Records about charts and figures
************

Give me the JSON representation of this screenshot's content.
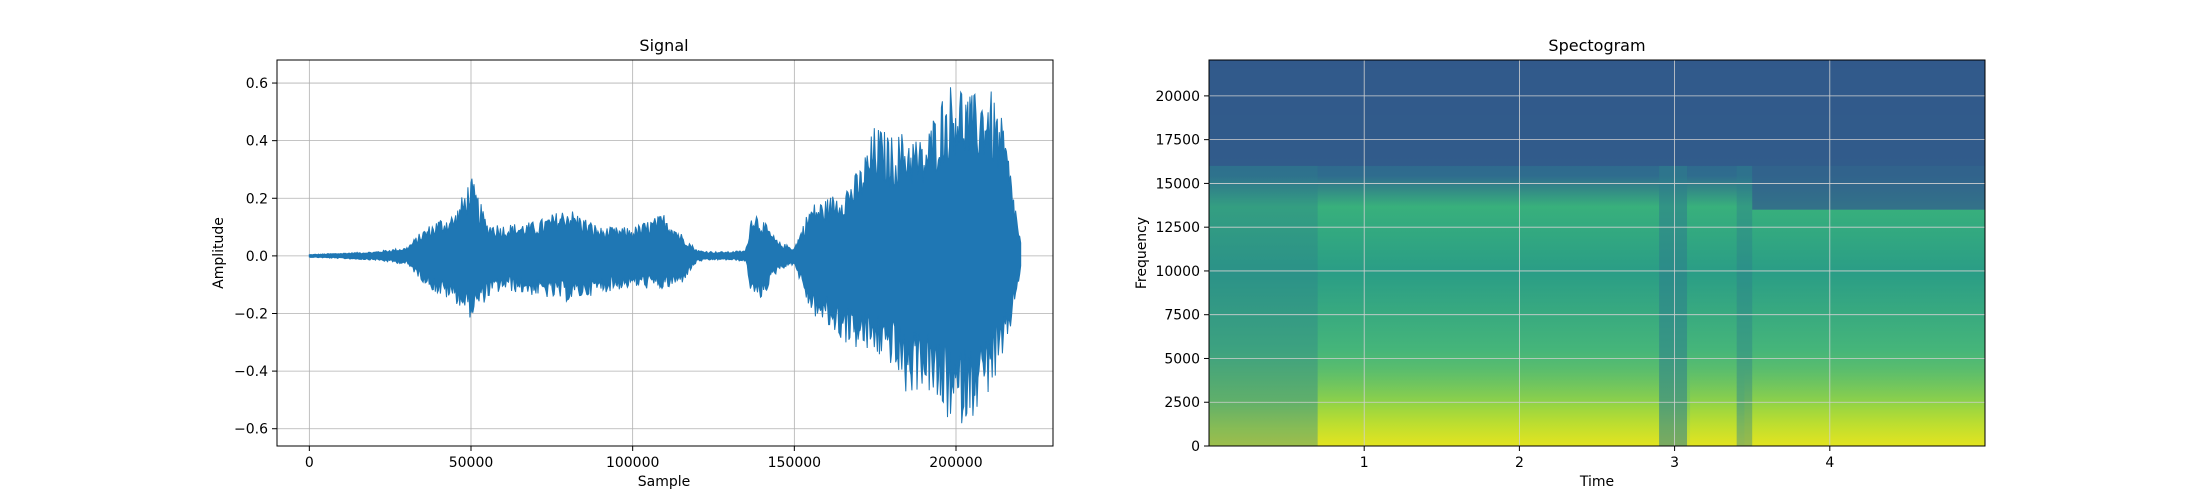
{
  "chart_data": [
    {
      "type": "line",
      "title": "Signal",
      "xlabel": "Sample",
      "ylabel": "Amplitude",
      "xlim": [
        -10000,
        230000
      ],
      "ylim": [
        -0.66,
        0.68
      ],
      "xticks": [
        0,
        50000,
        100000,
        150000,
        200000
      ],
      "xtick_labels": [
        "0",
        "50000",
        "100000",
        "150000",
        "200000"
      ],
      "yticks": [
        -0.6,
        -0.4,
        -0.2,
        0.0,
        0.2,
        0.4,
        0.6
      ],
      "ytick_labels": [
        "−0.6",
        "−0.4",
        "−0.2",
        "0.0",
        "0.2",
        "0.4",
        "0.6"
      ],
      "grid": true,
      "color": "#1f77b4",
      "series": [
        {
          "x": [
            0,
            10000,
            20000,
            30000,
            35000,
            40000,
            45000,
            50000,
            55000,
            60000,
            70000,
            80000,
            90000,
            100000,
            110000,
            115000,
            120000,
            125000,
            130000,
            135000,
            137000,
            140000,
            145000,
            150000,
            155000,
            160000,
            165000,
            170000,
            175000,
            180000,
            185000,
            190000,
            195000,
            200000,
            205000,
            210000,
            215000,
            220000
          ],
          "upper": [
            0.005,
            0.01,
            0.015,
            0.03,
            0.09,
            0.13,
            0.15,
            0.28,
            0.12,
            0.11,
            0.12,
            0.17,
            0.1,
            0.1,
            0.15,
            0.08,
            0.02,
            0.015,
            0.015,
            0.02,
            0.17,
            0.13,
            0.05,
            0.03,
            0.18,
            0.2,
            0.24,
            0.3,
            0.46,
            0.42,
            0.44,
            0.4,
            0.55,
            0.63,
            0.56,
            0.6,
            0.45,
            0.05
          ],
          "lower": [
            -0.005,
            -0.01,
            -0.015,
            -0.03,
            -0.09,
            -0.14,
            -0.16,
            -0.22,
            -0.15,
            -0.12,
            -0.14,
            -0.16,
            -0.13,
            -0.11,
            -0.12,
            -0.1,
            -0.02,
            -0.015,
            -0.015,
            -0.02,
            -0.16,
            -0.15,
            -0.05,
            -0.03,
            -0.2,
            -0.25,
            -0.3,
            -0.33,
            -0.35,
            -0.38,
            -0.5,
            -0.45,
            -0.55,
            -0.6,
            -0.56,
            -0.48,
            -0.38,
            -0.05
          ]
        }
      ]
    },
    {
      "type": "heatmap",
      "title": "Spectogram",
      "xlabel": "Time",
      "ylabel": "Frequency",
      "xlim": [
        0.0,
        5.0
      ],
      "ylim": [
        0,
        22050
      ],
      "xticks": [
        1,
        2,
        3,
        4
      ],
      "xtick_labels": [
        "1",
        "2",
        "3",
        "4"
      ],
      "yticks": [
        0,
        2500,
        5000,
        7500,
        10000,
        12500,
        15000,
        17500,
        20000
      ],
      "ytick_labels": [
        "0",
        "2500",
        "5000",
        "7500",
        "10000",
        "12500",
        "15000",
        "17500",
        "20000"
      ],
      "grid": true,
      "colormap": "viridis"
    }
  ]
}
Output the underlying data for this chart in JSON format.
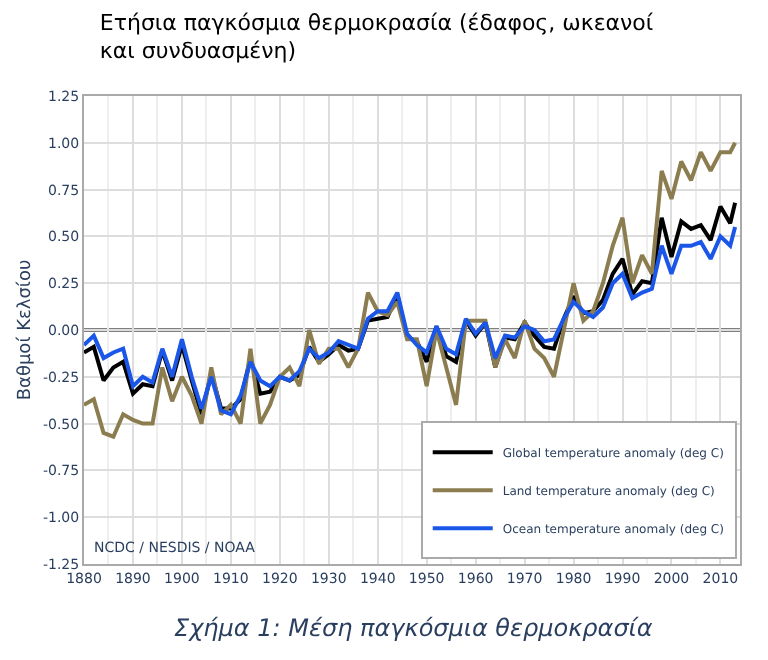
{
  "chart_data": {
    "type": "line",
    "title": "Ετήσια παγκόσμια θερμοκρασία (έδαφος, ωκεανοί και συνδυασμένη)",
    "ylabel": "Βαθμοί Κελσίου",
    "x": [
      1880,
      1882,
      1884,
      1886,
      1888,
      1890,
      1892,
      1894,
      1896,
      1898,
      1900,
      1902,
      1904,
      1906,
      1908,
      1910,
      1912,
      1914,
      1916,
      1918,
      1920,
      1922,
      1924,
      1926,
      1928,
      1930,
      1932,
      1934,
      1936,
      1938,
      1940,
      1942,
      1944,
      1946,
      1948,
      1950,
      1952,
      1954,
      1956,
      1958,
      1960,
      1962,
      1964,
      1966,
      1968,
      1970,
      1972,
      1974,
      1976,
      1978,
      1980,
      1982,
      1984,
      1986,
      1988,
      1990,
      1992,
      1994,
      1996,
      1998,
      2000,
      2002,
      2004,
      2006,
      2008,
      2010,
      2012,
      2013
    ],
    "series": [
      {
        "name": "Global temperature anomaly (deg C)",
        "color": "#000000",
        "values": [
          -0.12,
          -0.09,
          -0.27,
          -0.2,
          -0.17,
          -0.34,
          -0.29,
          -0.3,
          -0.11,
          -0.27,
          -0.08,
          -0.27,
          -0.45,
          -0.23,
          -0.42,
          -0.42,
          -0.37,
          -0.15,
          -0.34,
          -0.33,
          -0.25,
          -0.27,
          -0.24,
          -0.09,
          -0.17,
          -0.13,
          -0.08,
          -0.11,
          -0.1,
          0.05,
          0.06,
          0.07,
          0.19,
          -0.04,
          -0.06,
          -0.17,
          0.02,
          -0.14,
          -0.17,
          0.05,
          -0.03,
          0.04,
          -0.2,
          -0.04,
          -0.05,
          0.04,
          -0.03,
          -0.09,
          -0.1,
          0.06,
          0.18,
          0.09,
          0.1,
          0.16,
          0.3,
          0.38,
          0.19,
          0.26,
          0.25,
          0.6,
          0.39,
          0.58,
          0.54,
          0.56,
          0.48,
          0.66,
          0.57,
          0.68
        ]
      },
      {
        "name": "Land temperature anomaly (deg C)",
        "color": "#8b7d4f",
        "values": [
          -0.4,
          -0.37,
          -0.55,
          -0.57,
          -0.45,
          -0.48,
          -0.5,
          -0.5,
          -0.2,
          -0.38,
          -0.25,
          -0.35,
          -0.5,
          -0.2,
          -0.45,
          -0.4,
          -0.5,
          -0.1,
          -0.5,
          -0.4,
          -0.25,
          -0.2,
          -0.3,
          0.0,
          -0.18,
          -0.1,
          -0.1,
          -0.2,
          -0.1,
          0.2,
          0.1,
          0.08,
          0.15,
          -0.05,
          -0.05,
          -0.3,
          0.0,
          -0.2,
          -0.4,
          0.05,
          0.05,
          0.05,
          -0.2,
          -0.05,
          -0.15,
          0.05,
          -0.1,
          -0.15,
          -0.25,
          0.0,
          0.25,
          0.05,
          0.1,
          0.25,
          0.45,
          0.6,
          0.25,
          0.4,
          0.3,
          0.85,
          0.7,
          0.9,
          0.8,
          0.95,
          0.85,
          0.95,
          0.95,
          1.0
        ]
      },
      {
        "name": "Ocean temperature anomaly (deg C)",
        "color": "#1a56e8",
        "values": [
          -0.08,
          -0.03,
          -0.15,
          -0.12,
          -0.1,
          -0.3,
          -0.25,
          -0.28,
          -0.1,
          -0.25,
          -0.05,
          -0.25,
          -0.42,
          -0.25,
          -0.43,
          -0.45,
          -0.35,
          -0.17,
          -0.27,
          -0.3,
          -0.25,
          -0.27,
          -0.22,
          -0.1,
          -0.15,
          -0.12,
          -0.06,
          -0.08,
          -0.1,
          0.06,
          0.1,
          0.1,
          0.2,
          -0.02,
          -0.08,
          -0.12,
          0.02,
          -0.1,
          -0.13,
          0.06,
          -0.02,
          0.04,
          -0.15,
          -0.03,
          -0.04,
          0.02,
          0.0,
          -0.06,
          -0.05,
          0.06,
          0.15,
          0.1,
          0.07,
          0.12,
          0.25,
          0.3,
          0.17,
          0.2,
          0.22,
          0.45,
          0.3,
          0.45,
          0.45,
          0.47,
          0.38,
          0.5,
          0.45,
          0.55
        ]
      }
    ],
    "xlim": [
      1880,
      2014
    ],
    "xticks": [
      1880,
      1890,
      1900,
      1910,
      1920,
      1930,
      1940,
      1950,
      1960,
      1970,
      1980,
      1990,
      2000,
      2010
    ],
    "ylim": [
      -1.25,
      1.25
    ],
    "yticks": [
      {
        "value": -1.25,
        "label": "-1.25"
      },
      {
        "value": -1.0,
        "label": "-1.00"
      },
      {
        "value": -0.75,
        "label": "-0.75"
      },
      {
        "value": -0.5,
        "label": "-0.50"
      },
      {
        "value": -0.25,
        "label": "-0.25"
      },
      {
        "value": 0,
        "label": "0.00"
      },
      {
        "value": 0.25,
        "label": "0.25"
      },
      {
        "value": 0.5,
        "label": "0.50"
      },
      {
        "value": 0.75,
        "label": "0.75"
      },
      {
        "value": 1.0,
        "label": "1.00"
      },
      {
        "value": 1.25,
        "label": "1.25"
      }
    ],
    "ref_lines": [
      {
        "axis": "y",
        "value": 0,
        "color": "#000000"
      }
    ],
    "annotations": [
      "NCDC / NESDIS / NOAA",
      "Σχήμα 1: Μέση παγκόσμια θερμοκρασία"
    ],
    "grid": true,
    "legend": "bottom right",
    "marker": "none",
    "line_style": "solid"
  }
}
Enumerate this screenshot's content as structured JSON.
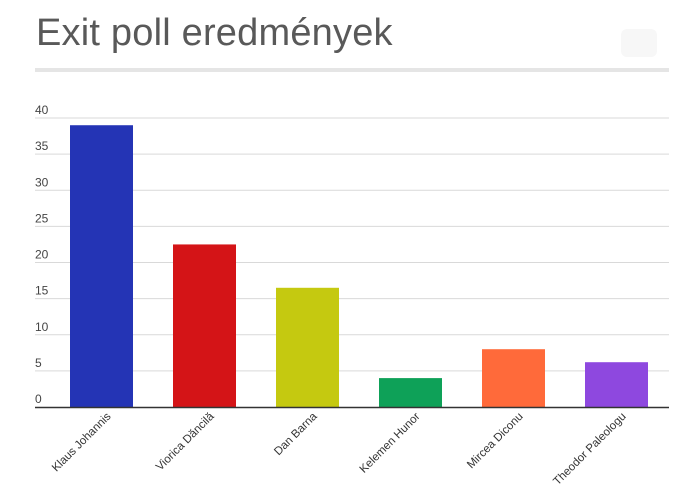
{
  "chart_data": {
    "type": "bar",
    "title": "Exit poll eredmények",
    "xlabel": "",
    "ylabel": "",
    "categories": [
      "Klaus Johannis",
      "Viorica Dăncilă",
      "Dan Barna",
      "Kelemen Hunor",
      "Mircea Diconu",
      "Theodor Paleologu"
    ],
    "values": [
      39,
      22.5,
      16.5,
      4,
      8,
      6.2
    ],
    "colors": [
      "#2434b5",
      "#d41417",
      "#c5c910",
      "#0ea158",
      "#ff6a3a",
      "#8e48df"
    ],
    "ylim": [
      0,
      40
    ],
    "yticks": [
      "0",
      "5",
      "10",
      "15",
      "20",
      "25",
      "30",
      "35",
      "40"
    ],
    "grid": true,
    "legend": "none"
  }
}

************

Task details
Tell how many lines of the material above hold "content", answering with a bare number.

Exercise response
2